TASK OBJECTIVE: Copy out every line of the items below word for word, leaving out the pictures.

Dataset excerpt:
## start
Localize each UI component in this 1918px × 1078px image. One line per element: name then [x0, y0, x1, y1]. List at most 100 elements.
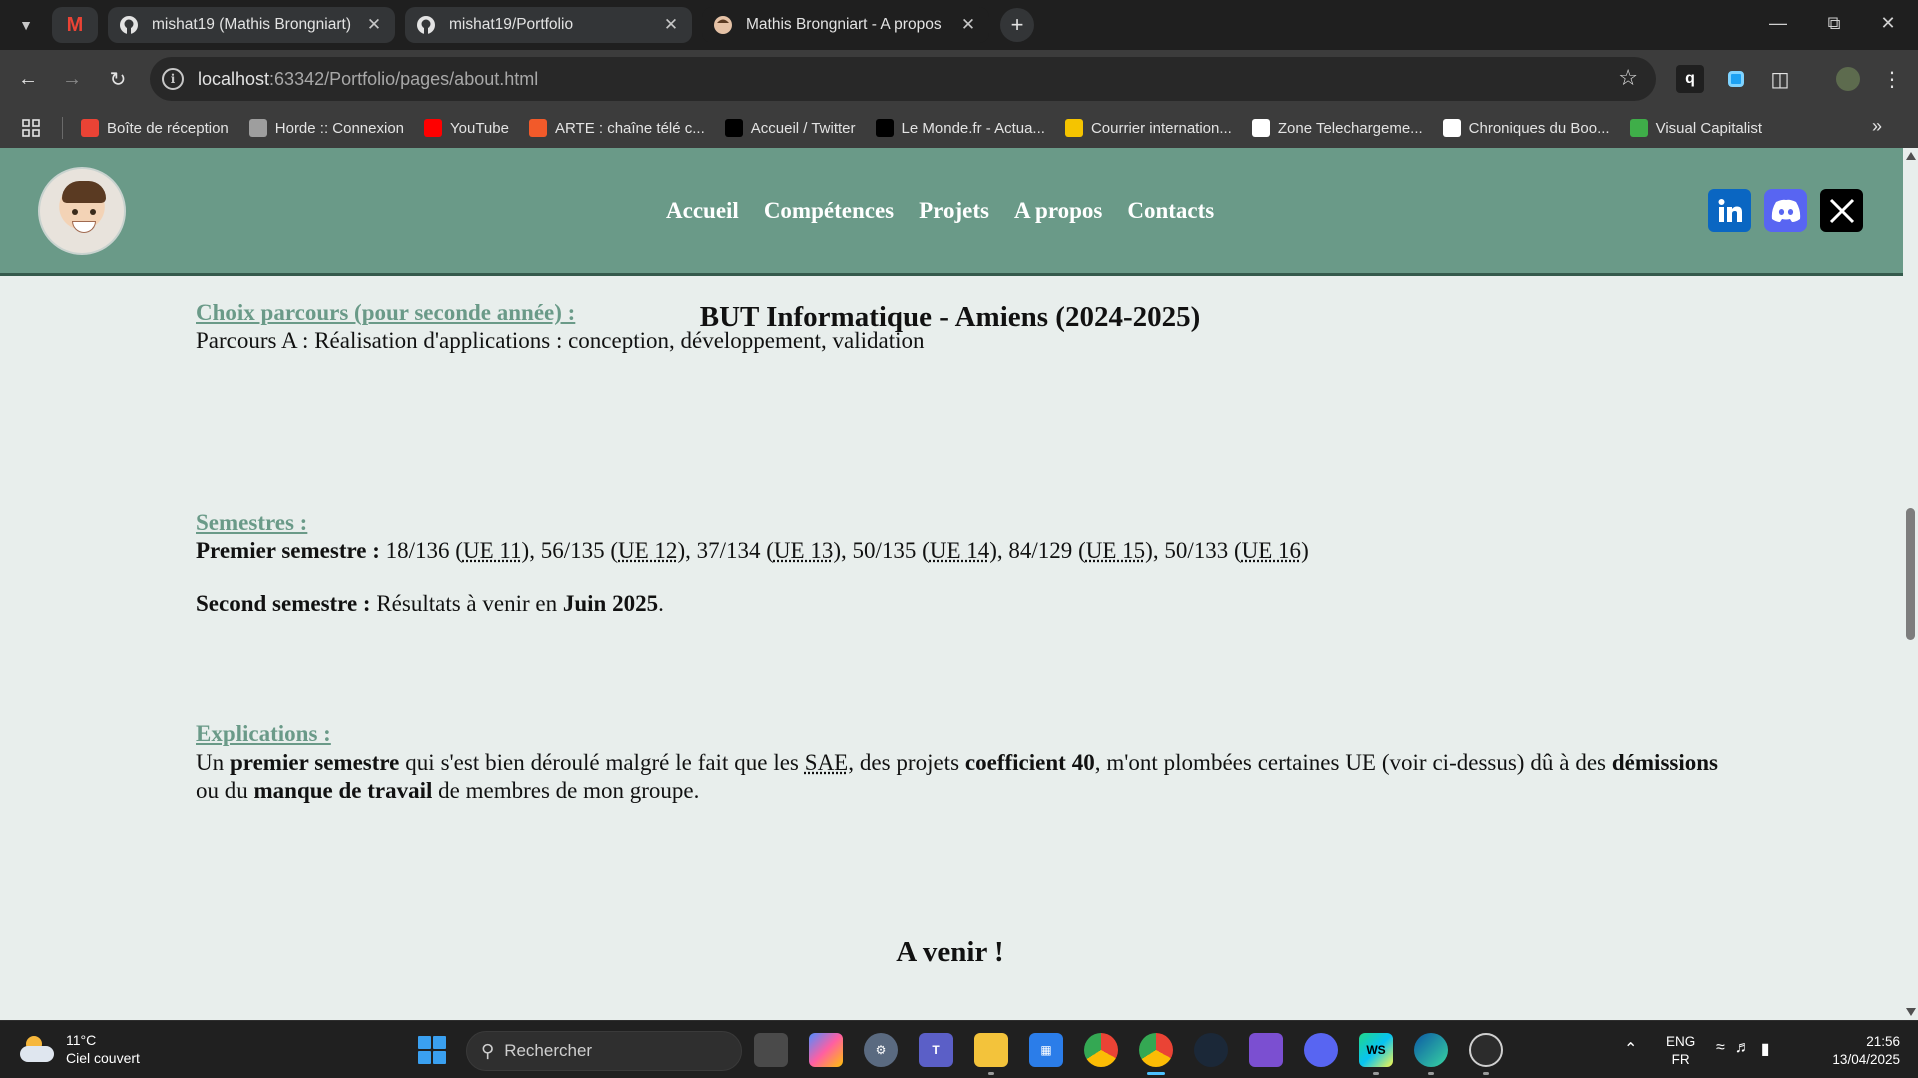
windows-start-icon[interactable] — [418, 1036, 446, 1064]
bookmark-item[interactable]: ARTE : chaîne télé c... — [528, 119, 705, 137]
system-clock[interactable]: 21:56 13/04/2025 — [1810, 1033, 1900, 1069]
volume-icon: ♬ — [1734, 1039, 1751, 1056]
new-tab-button[interactable]: + — [1000, 8, 1034, 42]
settings-gear-icon[interactable]: ⚙ — [864, 1033, 898, 1067]
battery-icon: ▮ — [1760, 1041, 1770, 1058]
nav-competences[interactable]: Compétences — [764, 198, 894, 224]
minimize-icon[interactable]: — — [1756, 6, 1800, 40]
bookmark-item[interactable]: Visual Capitalist — [1629, 119, 1763, 137]
ue-score: 50/133 — [1164, 538, 1229, 563]
bookmark-item[interactable]: Boîte de réception — [81, 119, 229, 137]
bookmark-item[interactable]: Chroniques du Boo... — [1442, 119, 1610, 137]
ue-abbreviation[interactable]: UE 15 — [1086, 538, 1145, 563]
tab-gmail-pinned[interactable]: M — [52, 7, 98, 43]
microsoft-365-icon[interactable] — [809, 1033, 843, 1067]
scrollbar-thumb[interactable] — [1906, 508, 1915, 640]
linkedin-icon[interactable] — [1708, 189, 1751, 232]
weather-widget[interactable]: 11°C Ciel couvert — [20, 1031, 140, 1067]
scroll-up-icon[interactable] — [1906, 152, 1916, 160]
tab-search-chevron-icon[interactable]: ▼ — [10, 9, 42, 41]
obs-icon[interactable] — [1469, 1033, 1503, 1067]
address-bar[interactable]: i localhost:63342/Portfolio/pages/about.… — [150, 57, 1656, 101]
webstorm-icon[interactable]: WS — [1359, 1033, 1393, 1067]
file-explorer-icon[interactable] — [974, 1033, 1008, 1067]
tray-overflow-icon[interactable]: ⌃ — [1624, 1039, 1637, 1059]
nav-contacts[interactable]: Contacts — [1127, 198, 1214, 224]
bookmark-item[interactable]: Courrier internation... — [1064, 119, 1232, 137]
taskbar-search[interactable]: ⚲ Rechercher — [466, 1031, 742, 1071]
ue-score: 56/135 — [540, 538, 605, 563]
chrome-icon[interactable] — [1139, 1033, 1173, 1067]
bookmark-label: Visual Capitalist — [1655, 119, 1763, 137]
tab-github-profile[interactable]: mishat19 (Mathis Brongniart) ✕ — [108, 7, 395, 43]
bookmark-item[interactable]: Zone Telechargeme... — [1251, 119, 1423, 137]
bookmark-item[interactable]: Accueil / Twitter — [724, 119, 856, 137]
extension-blue-icon[interactable] — [1722, 65, 1750, 93]
bookmark-item[interactable]: Le Monde.fr - Actua... — [875, 119, 1045, 137]
teams-icon[interactable]: T — [919, 1033, 953, 1067]
close-icon[interactable]: ✕ — [363, 15, 385, 35]
ue-abbreviation[interactable]: UE 14 — [930, 538, 989, 563]
visualcap-icon — [1629, 119, 1648, 137]
discord-app-icon[interactable] — [1304, 1033, 1338, 1067]
sae-abbreviation[interactable]: SAE — [805, 750, 848, 775]
chrome-alt-icon[interactable] — [1084, 1033, 1118, 1067]
tab-about-active[interactable]: Mathis Brongniart - A propos ✕ — [702, 7, 989, 43]
nav-a-propos[interactable]: A propos — [1014, 198, 1102, 224]
window-close-icon[interactable]: ✕ — [1866, 6, 1910, 40]
cloud-sun-icon — [20, 1034, 54, 1064]
url-text: localhost:63342/Portfolio/pages/about.ht… — [198, 68, 539, 89]
search-icon: ⚲ — [481, 1040, 495, 1061]
ue-abbreviation[interactable]: UE 11 — [463, 538, 522, 563]
ue-abbreviation[interactable]: UE 13 — [774, 538, 833, 563]
close-icon[interactable]: ✕ — [957, 15, 979, 35]
bookmarks-overflow-icon[interactable]: » — [1872, 116, 1882, 137]
semester-1-line: Premier semestre : 18/136 (UE 11), 56/13… — [196, 537, 1309, 565]
visual-studio-icon[interactable] — [1249, 1033, 1283, 1067]
tab-title: Mathis Brongniart - A propos — [746, 16, 942, 33]
task-view-icon[interactable] — [754, 1033, 788, 1067]
forward-arrow-icon[interactable]: → — [56, 63, 88, 95]
restore-icon[interactable]: ⧉ — [1812, 6, 1856, 40]
scroll-down-icon[interactable] — [1906, 1008, 1916, 1016]
apps-grid-icon[interactable] — [22, 119, 40, 137]
semester-1-scores: 18/136 (UE 11), 56/135 (UE 12), 37/134 (… — [385, 538, 1309, 563]
microsoft-store-icon[interactable]: ▦ — [1029, 1033, 1063, 1067]
bookmark-item[interactable]: Horde :: Connexion — [248, 119, 404, 137]
lemonde-icon — [875, 119, 894, 137]
zt-icon — [1251, 119, 1270, 137]
parcours-heading: Choix parcours (pour seconde année) : — [196, 300, 576, 325]
edge-icon[interactable] — [1414, 1033, 1448, 1067]
extensions-puzzle-icon[interactable]: ◫ — [1766, 65, 1794, 93]
bookmark-star-icon[interactable]: ☆ — [1618, 65, 1638, 91]
ue-abbreviation[interactable]: UE 16 — [1242, 538, 1301, 563]
a-venir-heading: A venir ! — [896, 936, 1004, 968]
browser-toolbar: ← → ↻ i localhost:63342/Portfolio/pages/… — [0, 50, 1918, 108]
nav-accueil[interactable]: Accueil — [666, 198, 739, 224]
bookmark-label: ARTE : chaîne télé c... — [554, 119, 705, 137]
language-indicator[interactable]: ENG FR — [1666, 1033, 1695, 1069]
system-tray[interactable]: ≈ ♬ ▮ — [1716, 1039, 1770, 1059]
x-icon[interactable] — [1820, 189, 1863, 232]
discord-icon[interactable] — [1764, 189, 1807, 232]
courrier-icon — [1064, 119, 1083, 137]
nav-projets[interactable]: Projets — [919, 198, 989, 224]
ue-abbreviation[interactable]: UE 12 — [618, 538, 677, 563]
page-scrollbar[interactable] — [1903, 148, 1918, 1020]
extension-q-icon[interactable]: q — [1676, 65, 1704, 93]
profile-avatar-icon[interactable] — [1834, 65, 1862, 93]
weather-temperature: 11°C — [66, 1032, 97, 1048]
steam-icon[interactable] — [1194, 1033, 1228, 1067]
tab-github-repo[interactable]: mishat19/Portfolio ✕ — [405, 7, 692, 43]
back-arrow-icon[interactable]: ← — [12, 63, 44, 95]
bookmark-item[interactable]: YouTube — [424, 119, 509, 137]
semester-2-label: Second semestre : — [196, 591, 371, 616]
profile-avatar[interactable] — [38, 167, 126, 255]
semester-2-line: Second semestre : Résultats à venir en J… — [196, 591, 664, 616]
parcours-text: Parcours A : Réalisation d'applications … — [196, 328, 925, 353]
site-info-icon[interactable]: i — [162, 68, 184, 90]
close-icon[interactable]: ✕ — [660, 15, 682, 35]
reload-icon[interactable]: ↻ — [102, 63, 134, 95]
bookmarks-bar: Boîte de réception Horde :: Connexion YouT… — [0, 108, 1918, 148]
kebab-menu-icon[interactable]: ⋮ — [1878, 65, 1906, 93]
## end
PROBLEM SOLUTION:
Localize each UI component in this 1918px × 1078px image. One line per element: name then [x0, y0, x1, y1]. List at most 100 elements.
windows-start-icon[interactable] — [418, 1036, 446, 1064]
bookmark-item[interactable]: ARTE : chaîne télé c... — [528, 119, 705, 137]
system-clock[interactable]: 21:56 13/04/2025 — [1810, 1033, 1900, 1069]
volume-icon: ♬ — [1734, 1039, 1751, 1056]
new-tab-button[interactable]: + — [1000, 8, 1034, 42]
settings-gear-icon[interactable]: ⚙ — [864, 1033, 898, 1067]
battery-icon: ▮ — [1760, 1041, 1770, 1058]
nav-competences[interactable]: Compétences — [764, 198, 894, 224]
minimize-icon[interactable]: — — [1756, 6, 1800, 40]
bookmark-item[interactable]: Visual Capitalist — [1629, 119, 1763, 137]
ue-score: 50/133 — [1164, 538, 1229, 563]
bookmark-item[interactable]: Boîte de réception — [81, 119, 229, 137]
bookmark-item[interactable]: Chroniques du Boo... — [1442, 119, 1610, 137]
ue-abbreviation[interactable]: UE 15 — [1086, 538, 1145, 563]
tab-gmail-pinned[interactable]: M — [52, 7, 98, 43]
microsoft-365-icon[interactable] — [809, 1033, 843, 1067]
scrollbar-thumb[interactable] — [1906, 508, 1915, 640]
linkedin-icon[interactable] — [1708, 189, 1751, 232]
weather-widget[interactable]: 11°C Ciel couvert — [20, 1031, 140, 1067]
scroll-up-icon[interactable] — [1906, 152, 1916, 160]
tab-search-chevron-icon[interactable]: ▼ — [10, 9, 42, 41]
obs-icon[interactable] — [1469, 1033, 1503, 1067]
address-bar[interactable]: i localhost:63342/Portfolio/pages/about.… — [150, 57, 1656, 101]
webstorm-icon[interactable]: WS — [1359, 1033, 1393, 1067]
file-explorer-icon[interactable] — [974, 1033, 1008, 1067]
tray-overflow-icon[interactable]: ⌃ — [1624, 1039, 1637, 1059]
nav-contacts[interactable]: Contacts — [1127, 198, 1214, 224]
bookmark-item[interactable]: Courrier internation... — [1064, 119, 1232, 137]
taskbar-search[interactable]: ⚲ Rechercher — [466, 1031, 742, 1071]
ue-score: 56/135 — [540, 538, 605, 563]
chrome-icon[interactable] — [1139, 1033, 1173, 1067]
bookmark-label: Visual Capitalist — [1655, 119, 1763, 137]
tab-github-profile[interactable]: mishat19 (Mathis Brongniart) ✕ — [108, 7, 395, 43]
bookmark-item[interactable]: Zone Telechargeme... — [1251, 119, 1423, 137]
bookmark-item[interactable]: Accueil / Twitter — [724, 119, 856, 137]
extension-blue-icon[interactable] — [1722, 65, 1750, 93]
bookmark-item[interactable]: Le Monde.fr - Actua... — [875, 119, 1045, 137]
teams-icon[interactable]: T — [919, 1033, 953, 1067]
close-icon[interactable]: ✕ — [363, 15, 385, 35]
ue-abbreviation[interactable]: UE 14 — [930, 538, 989, 563]
visualcap-icon — [1629, 119, 1648, 137]
discord-app-icon[interactable] — [1304, 1033, 1338, 1067]
sae-abbreviation[interactable]: SAE — [805, 750, 848, 775]
chrome-alt-icon[interactable] — [1084, 1033, 1118, 1067]
tab-about-active[interactable]: Mathis Brongniart - A propos ✕ — [702, 7, 989, 43]
nav-a-propos[interactable]: A propos — [1014, 198, 1102, 224]
window-close-icon[interactable]: ✕ — [1866, 6, 1910, 40]
cloud-sun-icon — [20, 1034, 54, 1064]
url-text: localhost:63342/Portfolio/pages/about.ht… — [198, 68, 539, 89]
search-icon: ⚲ — [481, 1040, 495, 1061]
ue-abbreviation[interactable]: UE 11 — [463, 538, 522, 563]
ue-abbreviation[interactable]: UE 13 — [774, 538, 833, 563]
close-icon[interactable]: ✕ — [957, 15, 979, 35]
bookmarks-overflow-icon[interactable]: » — [1872, 116, 1882, 137]
semester-1-line: Premier semestre : 18/136 (UE 11), 56/13… — [196, 537, 1309, 565]
visual-studio-icon[interactable] — [1249, 1033, 1283, 1067]
tab-title: Mathis Brongniart - A propos — [746, 16, 942, 33]
task-view-icon[interactable] — [754, 1033, 788, 1067]
forward-arrow-icon[interactable]: → — [56, 63, 88, 95]
restore-icon[interactable]: ⧉ — [1812, 6, 1856, 40]
scroll-down-icon[interactable] — [1906, 1008, 1916, 1016]
apps-grid-icon[interactable] — [22, 119, 40, 137]
semester-1-scores: 18/136 (UE 11), 56/135 (UE 12), 37/134 (… — [385, 538, 1309, 563]
microsoft-store-icon[interactable]: ▦ — [1029, 1033, 1063, 1067]
bookmark-item[interactable]: Horde :: Connexion — [248, 119, 404, 137]
lemonde-icon — [875, 119, 894, 137]
zt-icon — [1251, 119, 1270, 137]
parcours-heading: Choix parcours (pour seconde année) : — [196, 300, 576, 325]
edge-icon[interactable] — [1414, 1033, 1448, 1067]
extensions-puzzle-icon[interactable]: ◫ — [1766, 65, 1794, 93]
bookmark-star-icon[interactable]: ☆ — [1618, 65, 1638, 91]
ue-abbreviation[interactable]: UE 16 — [1242, 538, 1301, 563]
a-venir-heading: A venir ! — [896, 936, 1004, 968]
browser-toolbar: ← → ↻ i localhost:63342/Portfolio/pages/… — [0, 50, 1918, 108]
nav-accueil[interactable]: Accueil — [666, 198, 739, 224]
bookmark-label: ARTE : chaîne télé c... — [554, 119, 705, 137]
language-indicator[interactable]: ENG FR — [1666, 1033, 1695, 1069]
system-tray[interactable]: ≈ ♬ ▮ — [1716, 1039, 1770, 1059]
x-icon[interactable] — [1820, 189, 1863, 232]
discord-icon[interactable] — [1764, 189, 1807, 232]
courrier-icon — [1064, 119, 1083, 137]
nav-projets[interactable]: Projets — [919, 198, 989, 224]
ue-abbreviation[interactable]: UE 12 — [618, 538, 677, 563]
page-scrollbar[interactable] — [1903, 148, 1918, 1020]
extension-q-icon[interactable]: q — [1676, 65, 1704, 93]
profile-avatar-icon[interactable] — [1834, 65, 1862, 93]
weather-temperature: 11°C — [66, 1032, 97, 1048]
steam-icon[interactable] — [1194, 1033, 1228, 1067]
tab-github-repo[interactable]: mishat19/Portfolio ✕ — [405, 7, 692, 43]
back-arrow-icon[interactable]: ← — [12, 63, 44, 95]
bookmark-item[interactable]: YouTube — [424, 119, 509, 137]
semester-2-label: Second semestre : — [196, 591, 371, 616]
profile-avatar[interactable] — [38, 167, 126, 255]
semester-2-line: Second semestre : Résultats à venir en J… — [196, 591, 664, 616]
parcours-text: Parcours A : Réalisation d'applications … — [196, 328, 925, 353]
site-info-icon[interactable]: i — [162, 68, 184, 90]
close-icon[interactable]: ✕ — [660, 15, 682, 35]
reload-icon[interactable]: ↻ — [102, 63, 134, 95]
bookmarks-bar: Boîte de réception Horde :: Connexion YouT… — [0, 108, 1918, 148]
kebab-menu-icon[interactable]: ⋮ — [1878, 65, 1906, 93]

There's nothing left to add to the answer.